[TASK REQUIREMENTS] Go through the records line by line and work out how many lines hold the word "this". Answer with the number only.

[SUPPLIED ENTRIES]

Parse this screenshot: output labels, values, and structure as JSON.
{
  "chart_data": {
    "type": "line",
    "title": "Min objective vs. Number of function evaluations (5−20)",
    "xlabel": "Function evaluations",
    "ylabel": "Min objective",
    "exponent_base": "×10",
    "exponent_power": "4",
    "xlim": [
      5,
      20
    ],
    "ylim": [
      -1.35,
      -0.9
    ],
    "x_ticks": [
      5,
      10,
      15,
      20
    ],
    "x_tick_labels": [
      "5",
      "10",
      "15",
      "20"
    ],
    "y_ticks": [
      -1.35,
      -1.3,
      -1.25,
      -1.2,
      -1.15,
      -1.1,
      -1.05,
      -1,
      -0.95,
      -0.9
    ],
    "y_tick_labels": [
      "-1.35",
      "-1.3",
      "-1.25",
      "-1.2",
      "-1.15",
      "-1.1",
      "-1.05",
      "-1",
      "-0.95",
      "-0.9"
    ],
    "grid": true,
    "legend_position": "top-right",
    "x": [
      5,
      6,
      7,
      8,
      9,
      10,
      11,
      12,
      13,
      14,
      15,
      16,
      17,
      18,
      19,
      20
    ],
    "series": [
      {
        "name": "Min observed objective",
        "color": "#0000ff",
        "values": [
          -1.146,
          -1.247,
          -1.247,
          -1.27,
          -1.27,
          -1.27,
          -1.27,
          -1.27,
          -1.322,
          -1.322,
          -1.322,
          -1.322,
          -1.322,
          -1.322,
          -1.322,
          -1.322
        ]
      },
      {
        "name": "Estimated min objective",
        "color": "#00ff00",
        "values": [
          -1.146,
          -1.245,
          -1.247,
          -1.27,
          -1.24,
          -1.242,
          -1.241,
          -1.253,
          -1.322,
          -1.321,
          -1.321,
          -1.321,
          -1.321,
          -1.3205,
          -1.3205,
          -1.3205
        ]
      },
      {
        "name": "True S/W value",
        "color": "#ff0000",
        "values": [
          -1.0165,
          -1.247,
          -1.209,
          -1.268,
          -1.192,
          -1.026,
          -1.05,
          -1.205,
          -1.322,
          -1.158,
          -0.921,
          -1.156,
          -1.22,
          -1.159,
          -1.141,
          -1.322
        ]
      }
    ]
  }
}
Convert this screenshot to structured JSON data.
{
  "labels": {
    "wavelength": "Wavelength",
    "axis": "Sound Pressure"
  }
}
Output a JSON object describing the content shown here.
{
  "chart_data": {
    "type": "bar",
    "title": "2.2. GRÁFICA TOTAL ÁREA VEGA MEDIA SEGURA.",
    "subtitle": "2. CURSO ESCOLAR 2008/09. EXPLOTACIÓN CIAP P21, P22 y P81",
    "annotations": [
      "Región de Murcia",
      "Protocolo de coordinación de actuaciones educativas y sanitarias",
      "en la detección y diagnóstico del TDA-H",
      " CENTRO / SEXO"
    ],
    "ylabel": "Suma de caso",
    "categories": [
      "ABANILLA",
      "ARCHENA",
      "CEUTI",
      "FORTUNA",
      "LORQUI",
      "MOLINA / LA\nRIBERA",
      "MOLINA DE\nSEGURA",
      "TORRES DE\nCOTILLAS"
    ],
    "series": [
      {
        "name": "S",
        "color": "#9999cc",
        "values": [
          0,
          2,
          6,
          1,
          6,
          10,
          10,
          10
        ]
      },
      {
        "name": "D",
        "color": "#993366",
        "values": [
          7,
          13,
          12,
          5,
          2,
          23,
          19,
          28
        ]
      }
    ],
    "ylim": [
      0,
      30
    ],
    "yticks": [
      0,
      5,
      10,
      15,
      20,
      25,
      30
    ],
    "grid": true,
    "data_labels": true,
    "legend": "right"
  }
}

[THE RESULT] 2